**What is asked**
Everything in the listing except the pictures should be written out exactly.

--- Begin Listed entries ---

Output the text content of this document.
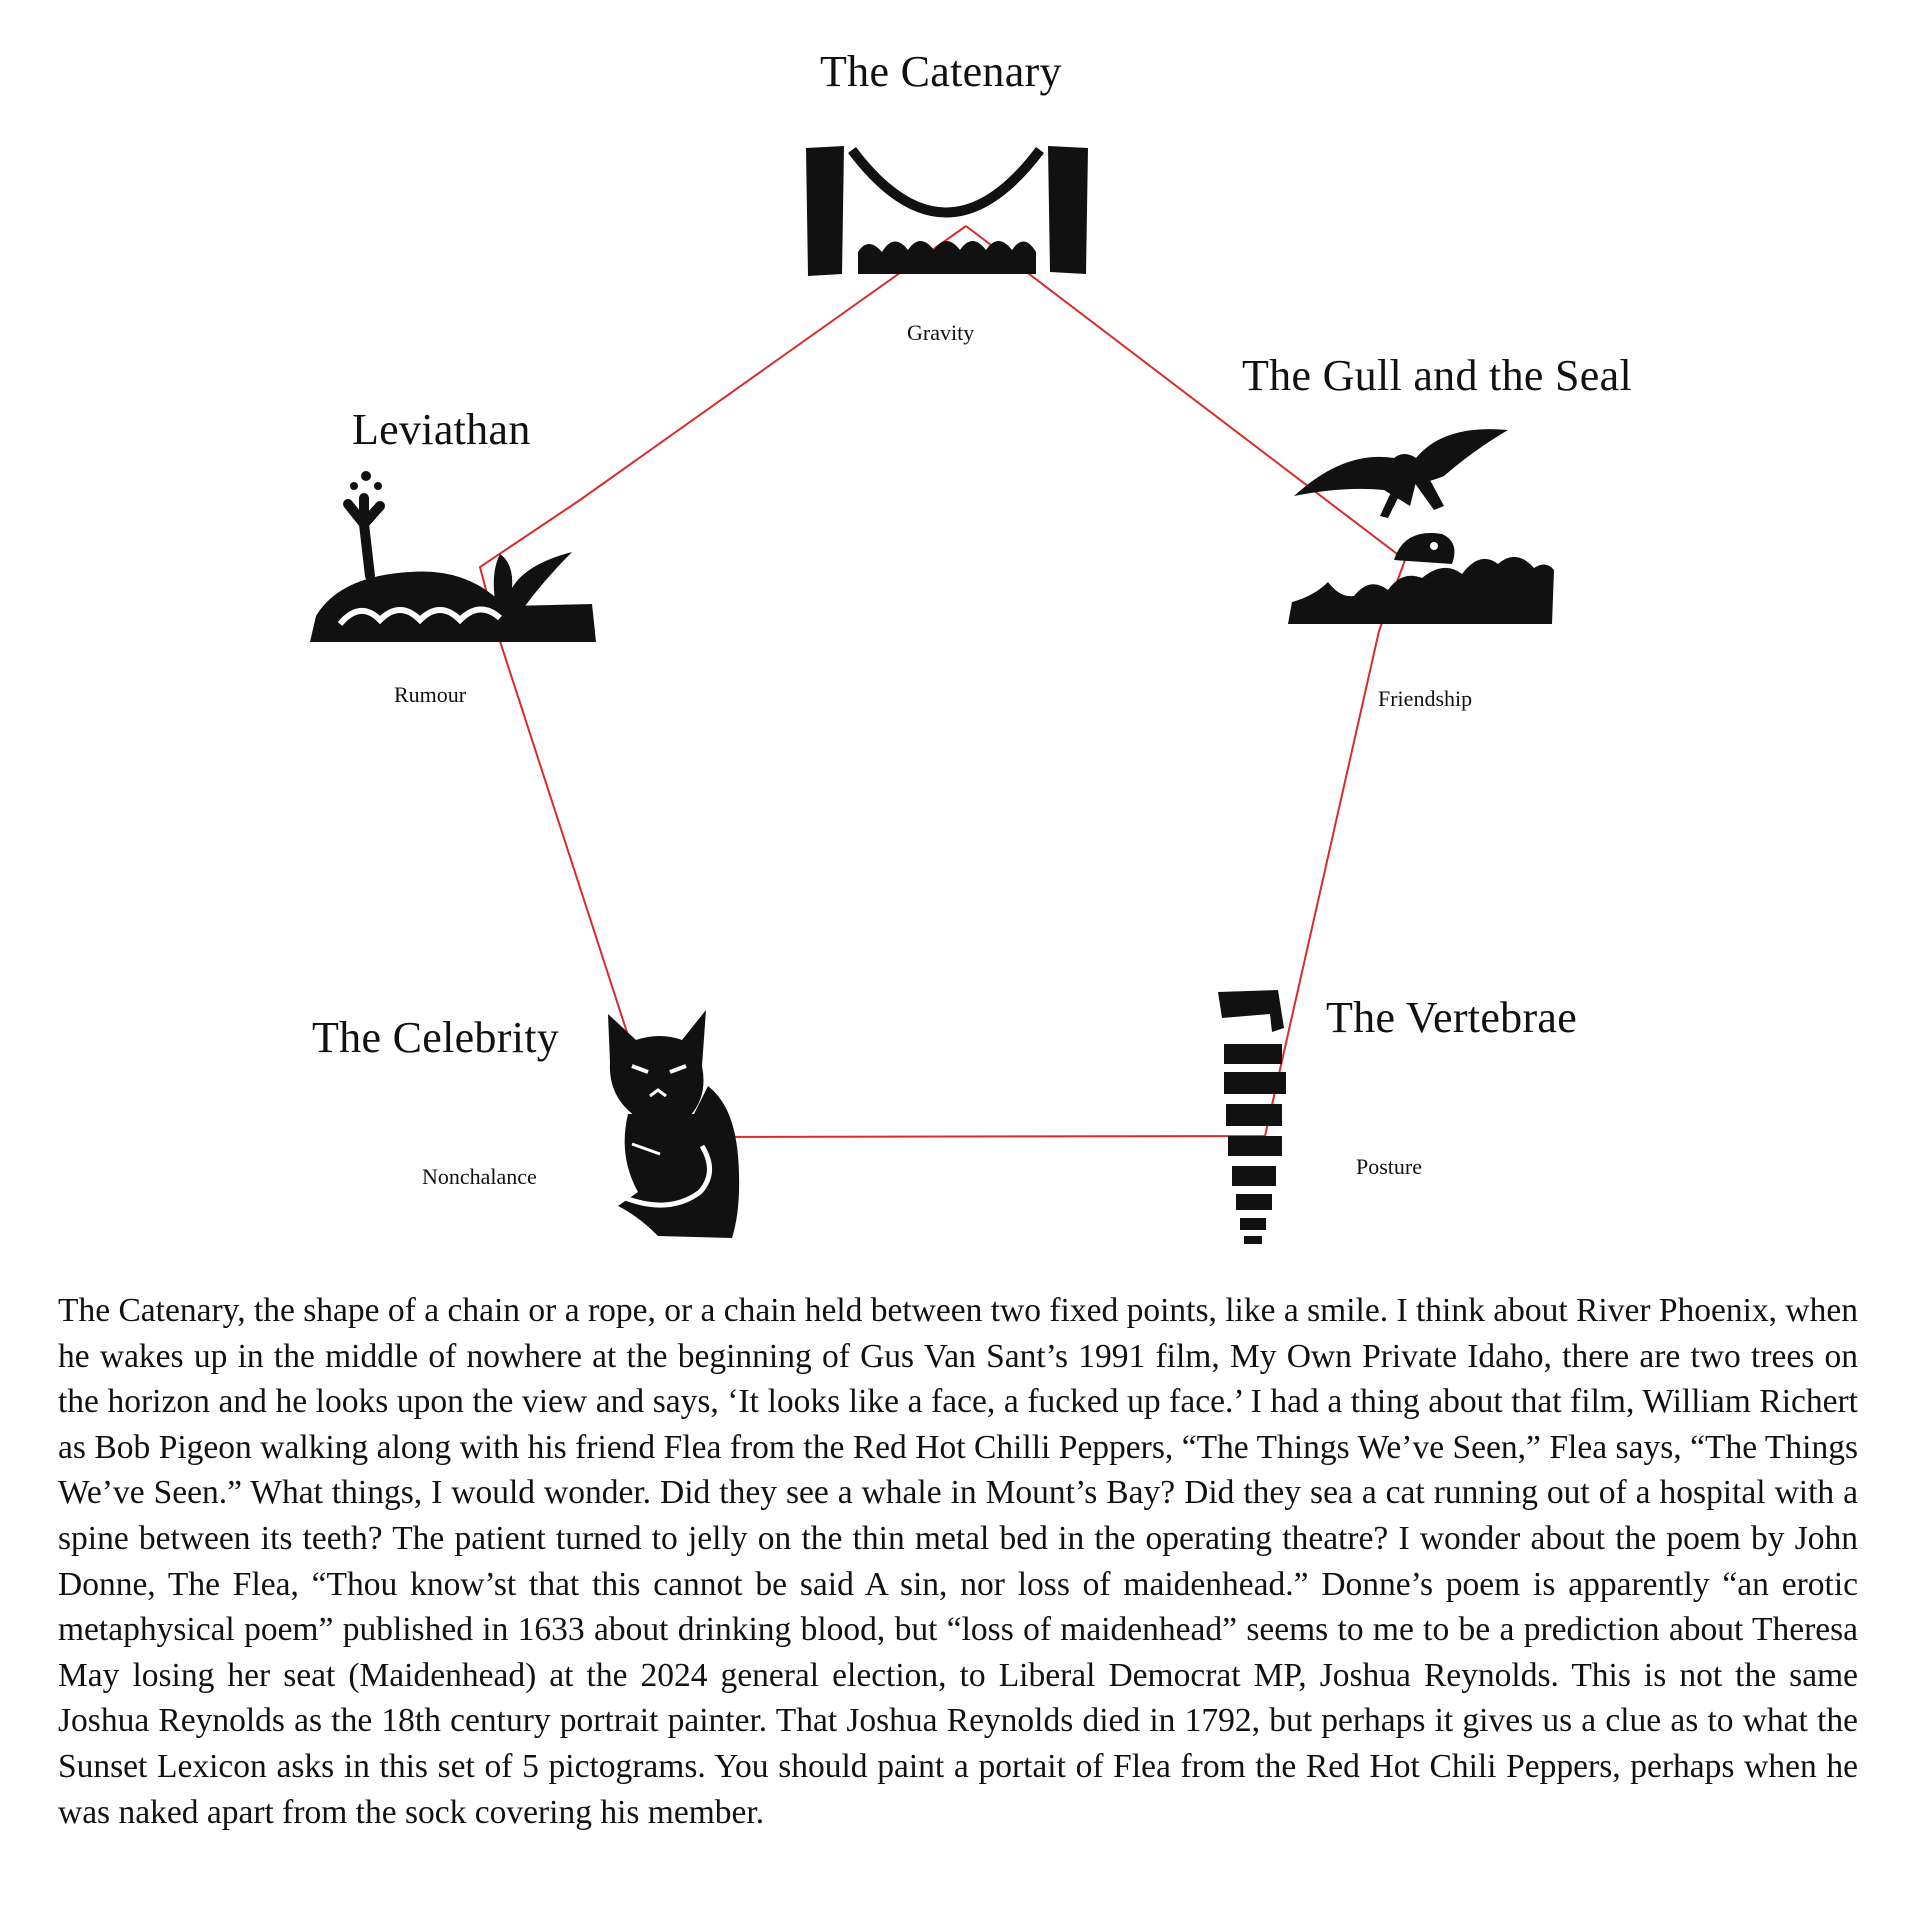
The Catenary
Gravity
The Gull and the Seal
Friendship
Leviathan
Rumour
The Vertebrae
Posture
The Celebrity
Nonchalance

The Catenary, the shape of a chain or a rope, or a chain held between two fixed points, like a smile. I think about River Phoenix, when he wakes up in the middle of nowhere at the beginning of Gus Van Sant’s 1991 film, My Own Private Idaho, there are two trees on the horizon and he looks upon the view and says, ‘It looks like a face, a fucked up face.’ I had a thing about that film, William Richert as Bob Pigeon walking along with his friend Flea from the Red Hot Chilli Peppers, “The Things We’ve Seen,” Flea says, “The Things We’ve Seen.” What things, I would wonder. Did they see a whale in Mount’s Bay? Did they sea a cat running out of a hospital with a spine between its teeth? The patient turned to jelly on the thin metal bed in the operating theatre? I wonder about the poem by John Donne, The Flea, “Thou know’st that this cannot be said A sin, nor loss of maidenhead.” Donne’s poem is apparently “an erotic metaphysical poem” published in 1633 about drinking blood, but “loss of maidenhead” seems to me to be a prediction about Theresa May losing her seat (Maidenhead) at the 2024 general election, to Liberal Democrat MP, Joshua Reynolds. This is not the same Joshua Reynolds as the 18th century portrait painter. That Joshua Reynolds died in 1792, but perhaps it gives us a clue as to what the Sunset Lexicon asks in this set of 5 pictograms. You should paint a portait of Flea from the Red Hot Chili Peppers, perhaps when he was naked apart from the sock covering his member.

--- End Listed entries ---

**The reply**
Output the text content of this document.
The Catenary
Gravity
The Gull and the Seal
Friendship
Leviathan
Rumour
The Vertebrae
Posture
The Celebrity
Nonchalance

The Catenary, the shape of a chain or a rope, or a chain held between two fixed points, like a smile. I think about River Phoenix, when he wakes up in the middle of nowhere at the beginning of Gus Van Sant’s 1991 film, My Own Private Idaho, there are two trees on the horizon and he looks upon the view and says, ‘It looks like a face, a fucked up face.’ I had a thing about that film, William Richert as Bob Pigeon walking along with his friend Flea from the Red Hot Chilli Peppers, “The Things We’ve Seen,” Flea says, “The Things We’ve Seen.” What things, I would wonder. Did they see a whale in Mount’s Bay? Did they sea a cat running out of a hospital with a spine between its teeth? The patient turned to jelly on the thin metal bed in the operating theatre? I wonder about the poem by John Donne, The Flea, “Thou know’st that this cannot be said A sin, nor loss of maidenhead.” Donne’s poem is apparently “an erotic metaphysical poem” published in 1633 about drinking blood, but “loss of maidenhead” seems to me to be a prediction about Theresa May losing her seat (Maidenhead) at the 2024 general election, to Liberal Democrat MP, Joshua Reynolds. This is not the same Joshua Reynolds as the 18th century portrait painter. That Joshua Reynolds died in 1792, but perhaps it gives us a clue as to what the Sunset Lexicon asks in this set of 5 pictograms. You should paint a portait of Flea from the Red Hot Chili Peppers, perhaps when he was naked apart from the sock covering his member.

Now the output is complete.